_Problem_. Render the rows from the one with "Localize each UI" up to and including the one with "svg-text:Agra: Agra <box>839" as a JSON list of strings, one string per row, leaving out any blank lines.

_Given records_.
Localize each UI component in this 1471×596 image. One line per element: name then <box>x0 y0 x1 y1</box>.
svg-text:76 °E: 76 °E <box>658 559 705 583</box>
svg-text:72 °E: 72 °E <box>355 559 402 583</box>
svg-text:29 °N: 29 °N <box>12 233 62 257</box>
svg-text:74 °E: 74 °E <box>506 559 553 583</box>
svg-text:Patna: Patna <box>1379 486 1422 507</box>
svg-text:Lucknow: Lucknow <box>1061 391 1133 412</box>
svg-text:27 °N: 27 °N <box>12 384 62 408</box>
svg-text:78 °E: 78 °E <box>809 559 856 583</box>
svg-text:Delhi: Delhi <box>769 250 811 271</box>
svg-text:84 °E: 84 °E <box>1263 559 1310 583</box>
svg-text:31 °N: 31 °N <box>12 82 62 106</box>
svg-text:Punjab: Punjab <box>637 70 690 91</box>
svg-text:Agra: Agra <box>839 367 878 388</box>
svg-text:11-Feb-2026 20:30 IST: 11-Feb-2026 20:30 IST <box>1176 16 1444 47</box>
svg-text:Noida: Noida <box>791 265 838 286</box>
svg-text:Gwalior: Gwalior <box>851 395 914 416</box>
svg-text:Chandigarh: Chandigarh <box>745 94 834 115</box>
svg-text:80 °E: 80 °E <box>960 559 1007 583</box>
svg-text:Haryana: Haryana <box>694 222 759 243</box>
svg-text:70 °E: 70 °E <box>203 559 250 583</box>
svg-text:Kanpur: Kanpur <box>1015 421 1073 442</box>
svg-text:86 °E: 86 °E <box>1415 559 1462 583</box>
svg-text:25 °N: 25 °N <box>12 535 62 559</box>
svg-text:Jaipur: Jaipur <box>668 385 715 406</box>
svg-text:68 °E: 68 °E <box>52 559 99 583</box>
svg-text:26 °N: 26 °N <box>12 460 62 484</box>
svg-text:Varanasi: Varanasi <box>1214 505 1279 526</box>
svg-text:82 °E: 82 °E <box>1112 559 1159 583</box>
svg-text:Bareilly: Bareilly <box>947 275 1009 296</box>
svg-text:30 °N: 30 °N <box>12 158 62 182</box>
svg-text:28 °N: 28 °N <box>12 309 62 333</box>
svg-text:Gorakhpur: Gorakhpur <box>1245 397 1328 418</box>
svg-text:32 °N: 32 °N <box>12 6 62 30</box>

---

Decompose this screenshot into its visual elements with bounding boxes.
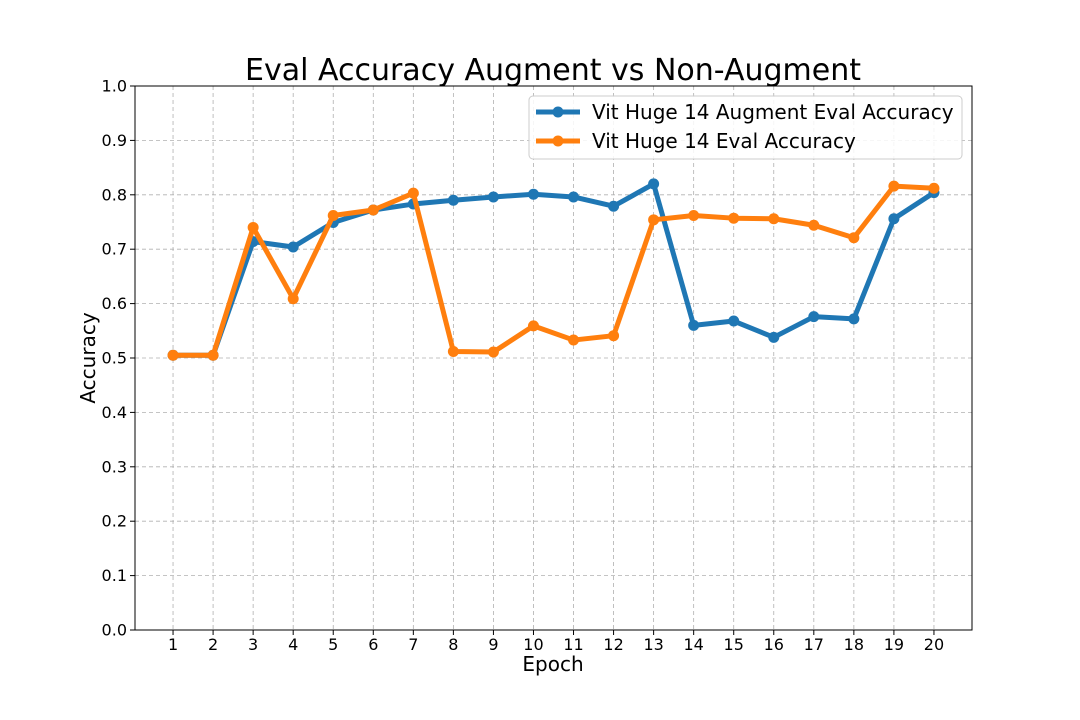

_Expected answer_.
[
  "Localize each UI component in this 1471×596 image. One line per element: name then <box>x0 y0 x1 y1</box>.",
  "svg-text:76 °E: 76 °E <box>658 559 705 583</box>",
  "svg-text:72 °E: 72 °E <box>355 559 402 583</box>",
  "svg-text:29 °N: 29 °N <box>12 233 62 257</box>",
  "svg-text:74 °E: 74 °E <box>506 559 553 583</box>",
  "svg-text:Patna: Patna <box>1379 486 1422 507</box>",
  "svg-text:Lucknow: Lucknow <box>1061 391 1133 412</box>",
  "svg-text:27 °N: 27 °N <box>12 384 62 408</box>",
  "svg-text:78 °E: 78 °E <box>809 559 856 583</box>",
  "svg-text:Delhi: Delhi <box>769 250 811 271</box>",
  "svg-text:84 °E: 84 °E <box>1263 559 1310 583</box>",
  "svg-text:31 °N: 31 °N <box>12 82 62 106</box>",
  "svg-text:Punjab: Punjab <box>637 70 690 91</box>",
  "svg-text:Agra: Agra <box>839 367 878 388</box>"
]